Copy out all the lines in the records that include the word "fougue".
===== INFORMATION GIVEN
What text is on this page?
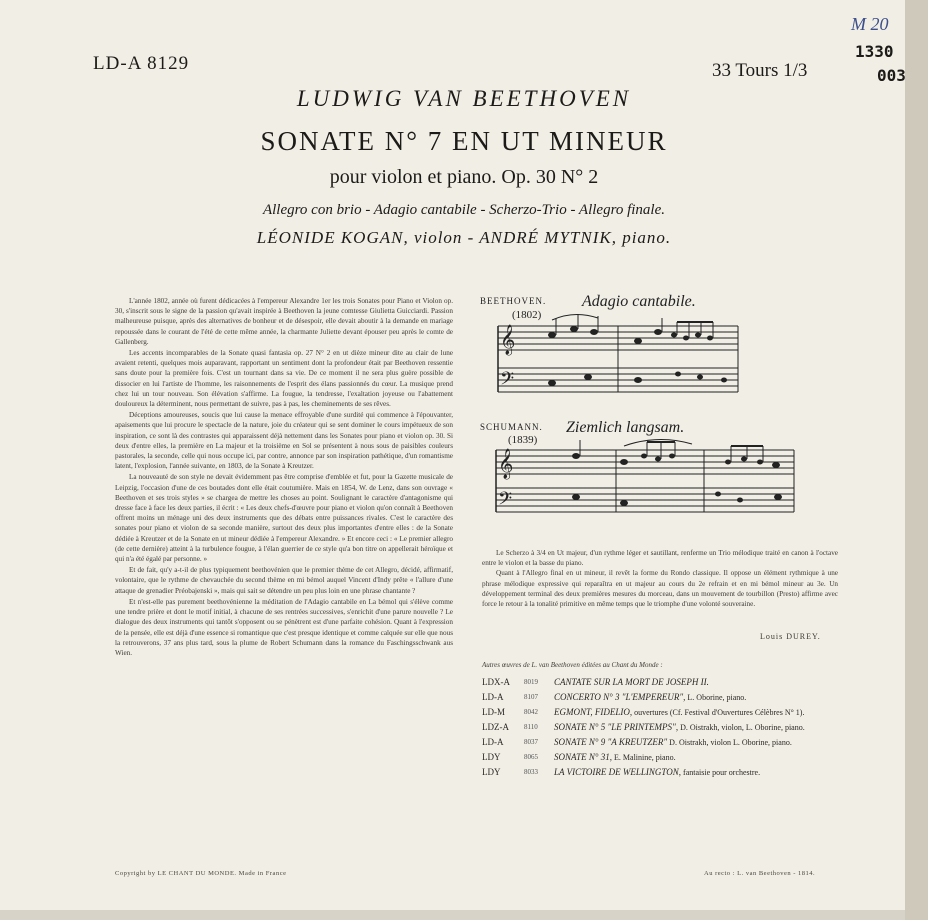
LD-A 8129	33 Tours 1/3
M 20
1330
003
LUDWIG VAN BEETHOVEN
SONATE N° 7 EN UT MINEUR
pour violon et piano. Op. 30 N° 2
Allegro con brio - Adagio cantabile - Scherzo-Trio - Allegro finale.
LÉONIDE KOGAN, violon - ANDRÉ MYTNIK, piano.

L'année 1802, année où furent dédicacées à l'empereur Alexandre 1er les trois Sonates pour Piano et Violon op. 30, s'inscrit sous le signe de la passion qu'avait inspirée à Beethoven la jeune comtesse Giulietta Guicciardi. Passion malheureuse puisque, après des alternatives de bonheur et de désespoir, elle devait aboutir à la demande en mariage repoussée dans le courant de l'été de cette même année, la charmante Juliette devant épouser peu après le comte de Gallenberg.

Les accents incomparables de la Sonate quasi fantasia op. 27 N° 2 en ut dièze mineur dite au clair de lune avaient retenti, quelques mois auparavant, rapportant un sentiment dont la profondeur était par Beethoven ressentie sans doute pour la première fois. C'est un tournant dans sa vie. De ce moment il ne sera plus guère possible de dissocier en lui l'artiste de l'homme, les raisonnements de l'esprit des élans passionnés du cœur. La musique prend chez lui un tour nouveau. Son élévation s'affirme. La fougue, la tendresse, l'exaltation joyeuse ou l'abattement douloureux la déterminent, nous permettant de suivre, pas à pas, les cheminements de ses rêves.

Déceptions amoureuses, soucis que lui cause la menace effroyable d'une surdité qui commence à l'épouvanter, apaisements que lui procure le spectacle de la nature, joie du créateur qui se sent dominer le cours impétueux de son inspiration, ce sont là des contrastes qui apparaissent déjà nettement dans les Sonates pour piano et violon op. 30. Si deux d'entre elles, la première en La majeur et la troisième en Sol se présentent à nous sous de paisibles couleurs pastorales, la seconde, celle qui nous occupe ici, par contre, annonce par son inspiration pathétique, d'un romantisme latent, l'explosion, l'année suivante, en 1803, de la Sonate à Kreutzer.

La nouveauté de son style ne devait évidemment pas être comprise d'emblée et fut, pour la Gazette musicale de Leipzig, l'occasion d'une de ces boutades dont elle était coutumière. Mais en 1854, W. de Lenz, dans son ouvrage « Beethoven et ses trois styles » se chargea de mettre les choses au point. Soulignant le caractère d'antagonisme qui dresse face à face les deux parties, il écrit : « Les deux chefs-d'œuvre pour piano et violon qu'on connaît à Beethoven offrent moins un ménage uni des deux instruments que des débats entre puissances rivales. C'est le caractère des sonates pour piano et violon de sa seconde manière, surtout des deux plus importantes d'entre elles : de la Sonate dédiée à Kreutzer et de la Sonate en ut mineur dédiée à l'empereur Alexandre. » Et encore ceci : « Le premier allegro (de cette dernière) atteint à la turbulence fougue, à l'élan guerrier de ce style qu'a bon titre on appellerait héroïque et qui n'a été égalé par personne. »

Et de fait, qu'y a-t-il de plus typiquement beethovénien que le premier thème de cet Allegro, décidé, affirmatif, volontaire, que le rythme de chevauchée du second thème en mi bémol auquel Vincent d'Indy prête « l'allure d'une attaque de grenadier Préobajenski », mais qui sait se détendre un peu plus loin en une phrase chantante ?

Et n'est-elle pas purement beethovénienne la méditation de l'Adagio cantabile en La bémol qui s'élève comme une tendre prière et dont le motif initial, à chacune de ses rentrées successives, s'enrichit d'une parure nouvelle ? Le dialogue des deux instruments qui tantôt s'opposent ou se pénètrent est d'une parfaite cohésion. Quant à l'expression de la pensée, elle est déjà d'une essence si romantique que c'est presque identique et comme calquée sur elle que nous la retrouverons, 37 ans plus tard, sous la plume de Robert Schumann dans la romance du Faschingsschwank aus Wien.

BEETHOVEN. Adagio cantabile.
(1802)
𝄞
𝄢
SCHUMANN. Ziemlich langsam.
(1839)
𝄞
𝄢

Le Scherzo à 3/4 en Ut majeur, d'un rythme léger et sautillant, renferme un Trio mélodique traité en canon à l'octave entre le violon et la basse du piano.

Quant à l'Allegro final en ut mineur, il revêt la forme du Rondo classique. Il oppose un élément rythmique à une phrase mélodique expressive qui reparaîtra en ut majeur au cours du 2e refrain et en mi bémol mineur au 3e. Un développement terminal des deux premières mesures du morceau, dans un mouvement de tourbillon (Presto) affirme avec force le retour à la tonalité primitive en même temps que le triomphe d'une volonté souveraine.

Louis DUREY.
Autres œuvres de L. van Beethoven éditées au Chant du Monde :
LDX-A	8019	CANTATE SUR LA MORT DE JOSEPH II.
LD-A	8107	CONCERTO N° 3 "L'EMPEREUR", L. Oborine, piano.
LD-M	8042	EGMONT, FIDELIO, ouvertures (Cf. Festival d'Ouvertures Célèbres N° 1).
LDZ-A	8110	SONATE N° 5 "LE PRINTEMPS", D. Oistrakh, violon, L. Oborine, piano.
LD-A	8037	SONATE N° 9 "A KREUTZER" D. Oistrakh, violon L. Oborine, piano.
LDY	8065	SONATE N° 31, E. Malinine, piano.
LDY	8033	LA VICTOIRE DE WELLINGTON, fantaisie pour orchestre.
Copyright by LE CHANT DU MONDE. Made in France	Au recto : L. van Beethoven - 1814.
==========
===== INFORMATION GIVEN
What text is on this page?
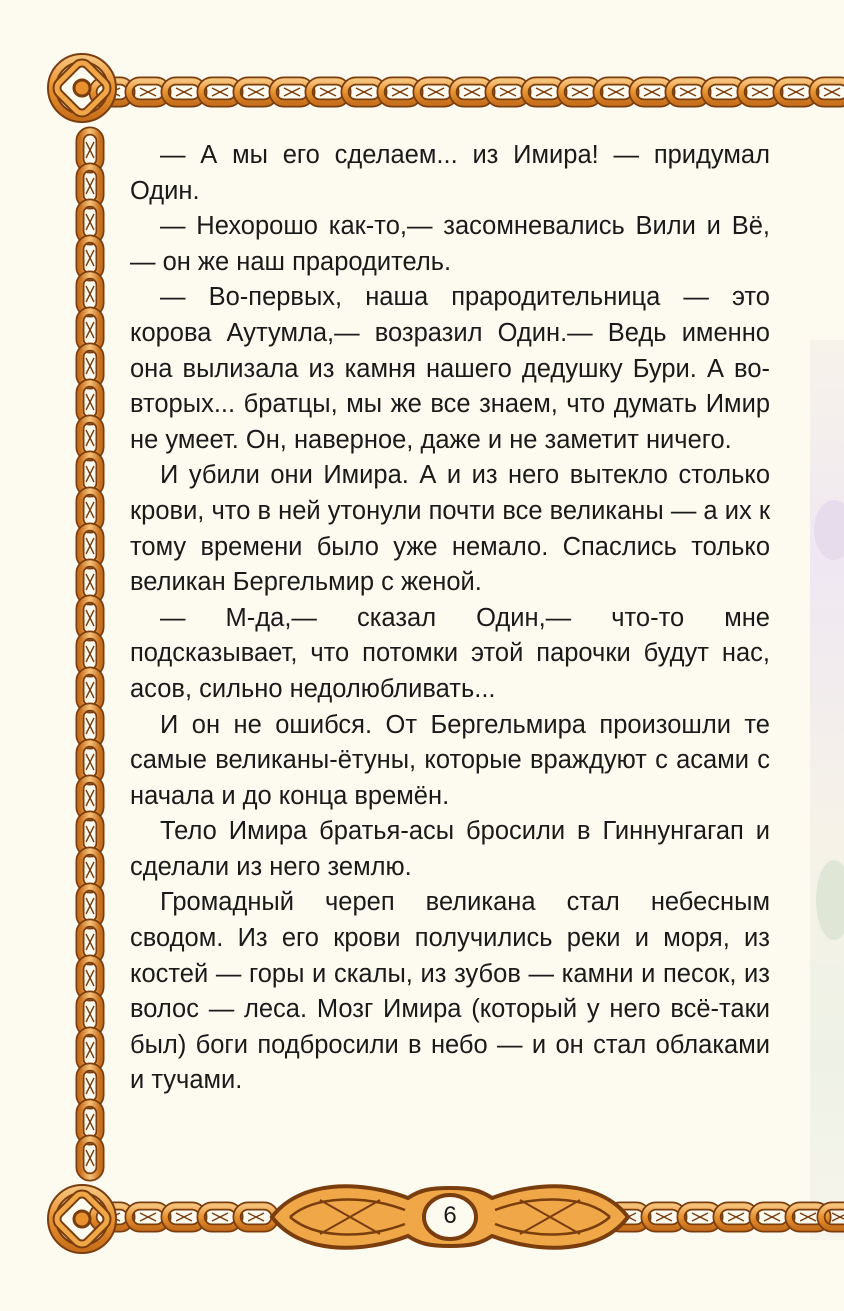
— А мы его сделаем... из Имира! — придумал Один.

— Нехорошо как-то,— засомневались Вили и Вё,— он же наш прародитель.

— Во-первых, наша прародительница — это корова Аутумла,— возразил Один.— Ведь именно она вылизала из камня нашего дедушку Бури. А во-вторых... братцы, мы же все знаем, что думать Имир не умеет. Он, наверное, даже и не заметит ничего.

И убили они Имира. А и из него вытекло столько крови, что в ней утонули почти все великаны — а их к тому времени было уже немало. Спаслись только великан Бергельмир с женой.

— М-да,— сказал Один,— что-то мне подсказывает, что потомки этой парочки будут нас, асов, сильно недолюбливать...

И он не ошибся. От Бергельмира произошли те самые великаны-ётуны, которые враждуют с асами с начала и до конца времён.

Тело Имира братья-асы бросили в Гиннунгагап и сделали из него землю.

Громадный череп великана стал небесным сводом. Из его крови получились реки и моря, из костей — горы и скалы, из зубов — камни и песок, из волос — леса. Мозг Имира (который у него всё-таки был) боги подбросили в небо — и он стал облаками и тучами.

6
==========
__OUTPUT BELOW__
Les accents incomparables de la Sonate quasi fantasia op. 27 N° 2 en ut dièze mineur dite au clair de lune avaient retenti, quelques mois auparavant, rapportant un sentiment dont la profondeur était par Beethoven ressentie sans doute pour la première fois. C'est un tournant dans sa vie. De ce moment il ne sera plus guère possible de dissocier en lui l'artiste de l'homme, les raisonnements de l'esprit des élans passionnés du cœur. La musique prend chez lui un tour nouveau. Son élévation s'affirme. La fougue, la tendresse, l'exaltation joyeuse ou l'abattement douloureux la déterminent, nous permettant de suivre, pas à pas, les cheminements de ses rêves.
La nouveauté de son style ne devait évidemment pas être comprise d'emblée et fut, pour la Gazette musicale de Leipzig, l'occasion d'une de ces boutades dont elle était coutumière. Mais en 1854, W. de Lenz, dans son ouvrage « Beethoven et ses trois styles » se chargea de mettre les choses au point. Soulignant le caractère d'antagonisme qui dresse face à face les deux parties, il écrit : « Les deux chefs-d'œuvre pour piano et violon qu'on connaît à Beethoven offrent moins un ménage uni des deux instruments que des débats entre puissances rivales. C'est le caractère des sonates pour piano et violon de sa seconde manière, surtout des deux plus importantes d'entre elles : de la Sonate dédiée à Kreutzer et de la Sonate en ut mineur dédiée à l'empereur Alexandre. » Et encore ceci : « Le premier allegro (de cette dernière) atteint à la turbulence fougue, à l'élan guerrier de ce style qu'a bon titre on appellerait héroïque et qui n'a été égalé par personne. »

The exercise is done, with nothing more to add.